Provided records:
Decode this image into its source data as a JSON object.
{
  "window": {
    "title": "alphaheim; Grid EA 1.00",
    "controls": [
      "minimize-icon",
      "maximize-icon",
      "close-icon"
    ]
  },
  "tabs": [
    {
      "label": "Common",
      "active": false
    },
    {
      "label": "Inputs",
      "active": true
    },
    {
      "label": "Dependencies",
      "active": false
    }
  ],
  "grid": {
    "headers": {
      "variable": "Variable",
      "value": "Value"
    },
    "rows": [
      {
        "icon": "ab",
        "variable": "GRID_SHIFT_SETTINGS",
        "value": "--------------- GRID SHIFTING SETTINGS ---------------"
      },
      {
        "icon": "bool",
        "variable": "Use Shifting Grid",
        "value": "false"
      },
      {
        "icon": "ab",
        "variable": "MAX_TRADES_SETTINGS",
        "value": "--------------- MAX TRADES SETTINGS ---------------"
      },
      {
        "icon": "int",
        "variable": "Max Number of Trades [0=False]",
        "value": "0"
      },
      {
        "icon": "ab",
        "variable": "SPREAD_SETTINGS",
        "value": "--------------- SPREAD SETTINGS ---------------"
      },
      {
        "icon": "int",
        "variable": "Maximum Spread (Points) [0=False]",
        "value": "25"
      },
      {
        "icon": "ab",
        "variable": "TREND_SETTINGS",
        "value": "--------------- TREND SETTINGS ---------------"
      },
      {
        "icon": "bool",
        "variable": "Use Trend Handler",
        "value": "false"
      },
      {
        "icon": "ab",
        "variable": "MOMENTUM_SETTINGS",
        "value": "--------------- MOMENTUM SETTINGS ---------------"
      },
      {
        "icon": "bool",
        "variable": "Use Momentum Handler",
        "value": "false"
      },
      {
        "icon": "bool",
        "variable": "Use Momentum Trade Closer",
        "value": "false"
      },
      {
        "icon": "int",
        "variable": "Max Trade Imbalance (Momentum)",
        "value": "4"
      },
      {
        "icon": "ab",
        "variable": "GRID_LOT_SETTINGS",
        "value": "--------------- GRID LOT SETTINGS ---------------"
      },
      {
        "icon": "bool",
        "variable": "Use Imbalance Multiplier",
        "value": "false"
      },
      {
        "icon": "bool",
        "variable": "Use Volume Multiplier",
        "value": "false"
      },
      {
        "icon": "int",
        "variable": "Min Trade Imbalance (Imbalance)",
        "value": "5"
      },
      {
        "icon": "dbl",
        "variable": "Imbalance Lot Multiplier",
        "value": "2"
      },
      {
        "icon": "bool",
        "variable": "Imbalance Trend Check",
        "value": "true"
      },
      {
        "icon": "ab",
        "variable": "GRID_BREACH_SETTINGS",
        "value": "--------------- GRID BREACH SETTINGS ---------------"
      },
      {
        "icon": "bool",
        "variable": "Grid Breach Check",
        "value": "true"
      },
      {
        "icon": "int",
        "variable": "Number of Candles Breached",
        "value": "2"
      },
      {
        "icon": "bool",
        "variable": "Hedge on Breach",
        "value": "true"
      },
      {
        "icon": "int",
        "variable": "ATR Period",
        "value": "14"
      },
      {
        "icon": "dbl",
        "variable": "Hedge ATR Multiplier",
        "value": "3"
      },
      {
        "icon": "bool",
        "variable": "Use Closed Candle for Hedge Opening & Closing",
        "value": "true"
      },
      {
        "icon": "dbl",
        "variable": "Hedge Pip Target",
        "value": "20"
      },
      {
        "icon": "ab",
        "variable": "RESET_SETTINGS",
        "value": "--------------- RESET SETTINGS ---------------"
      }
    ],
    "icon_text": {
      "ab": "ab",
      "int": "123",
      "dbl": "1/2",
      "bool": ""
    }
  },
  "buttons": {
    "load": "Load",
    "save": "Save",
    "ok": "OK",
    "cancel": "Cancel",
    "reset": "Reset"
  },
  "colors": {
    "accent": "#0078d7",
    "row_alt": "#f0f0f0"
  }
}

What to work on:
Output all of the data again. Match it exactly.

Output for this task:
Decode this image into its source data as a JSON object.
{
  "window": {
    "title": "alphaheim; Grid EA 1.00",
    "controls": [
      "minimize-icon",
      "maximize-icon",
      "close-icon"
    ]
  },
  "tabs": [
    {
      "label": "Common",
      "active": false
    },
    {
      "label": "Inputs",
      "active": true
    },
    {
      "label": "Dependencies",
      "active": false
    }
  ],
  "grid": {
    "headers": {
      "variable": "Variable",
      "value": "Value"
    },
    "rows": [
      {
        "icon": "ab",
        "variable": "GRID_SHIFT_SETTINGS",
        "value": "--------------- GRID SHIFTING SETTINGS ---------------"
      },
      {
        "icon": "bool",
        "variable": "Use Shifting Grid",
        "value": "false"
      },
      {
        "icon": "ab",
        "variable": "MAX_TRADES_SETTINGS",
        "value": "--------------- MAX TRADES SETTINGS ---------------"
      },
      {
        "icon": "int",
        "variable": "Max Number of Trades [0=False]",
        "value": "0"
      },
      {
        "icon": "ab",
        "variable": "SPREAD_SETTINGS",
        "value": "--------------- SPREAD SETTINGS ---------------"
      },
      {
        "icon": "int",
        "variable": "Maximum Spread (Points) [0=False]",
        "value": "25"
      },
      {
        "icon": "ab",
        "variable": "TREND_SETTINGS",
        "value": "--------------- TREND SETTINGS ---------------"
      },
      {
        "icon": "bool",
        "variable": "Use Trend Handler",
        "value": "false"
      },
      {
        "icon": "ab",
        "variable": "MOMENTUM_SETTINGS",
        "value": "--------------- MOMENTUM SETTINGS ---------------"
      },
      {
        "icon": "bool",
        "variable": "Use Momentum Handler",
        "value": "false"
      },
      {
        "icon": "bool",
        "variable": "Use Momentum Trade Closer",
        "value": "false"
      },
      {
        "icon": "int",
        "variable": "Max Trade Imbalance (Momentum)",
        "value": "4"
      },
      {
        "icon": "ab",
        "variable": "GRID_LOT_SETTINGS",
        "value": "--------------- GRID LOT SETTINGS ---------------"
      },
      {
        "icon": "bool",
        "variable": "Use Imbalance Multiplier",
        "value": "false"
      },
      {
        "icon": "bool",
        "variable": "Use Volume Multiplier",
        "value": "false"
      },
      {
        "icon": "int",
        "variable": "Min Trade Imbalance (Imbalance)",
        "value": "5"
      },
      {
        "icon": "dbl",
        "variable": "Imbalance Lot Multiplier",
        "value": "2"
      },
      {
        "icon": "bool",
        "variable": "Imbalance Trend Check",
        "value": "true"
      },
      {
        "icon": "ab",
        "variable": "GRID_BREACH_SETTINGS",
        "value": "--------------- GRID BREACH SETTINGS ---------------"
      },
      {
        "icon": "bool",
        "variable": "Grid Breach Check",
        "value": "true"
      },
      {
        "icon": "int",
        "variable": "Number of Candles Breached",
        "value": "2"
      },
      {
        "icon": "bool",
        "variable": "Hedge on Breach",
        "value": "true"
      },
      {
        "icon": "int",
        "variable": "ATR Period",
        "value": "14"
      },
      {
        "icon": "dbl",
        "variable": "Hedge ATR Multiplier",
        "value": "3"
      },
      {
        "icon": "bool",
        "variable": "Use Closed Candle for Hedge Opening & Closing",
        "value": "true"
      },
      {
        "icon": "dbl",
        "variable": "Hedge Pip Target",
        "value": "20"
      },
      {
        "icon": "ab",
        "variable": "RESET_SETTINGS",
        "value": "--------------- RESET SETTINGS ---------------"
      }
    ],
    "icon_text": {
      "ab": "ab",
      "int": "123",
      "dbl": "1/2",
      "bool": ""
    }
  },
  "buttons": {
    "load": "Load",
    "save": "Save",
    "ok": "OK",
    "cancel": "Cancel",
    "reset": "Reset"
  },
  "colors": {
    "accent": "#0078d7",
    "row_alt": "#f0f0f0"
  }
}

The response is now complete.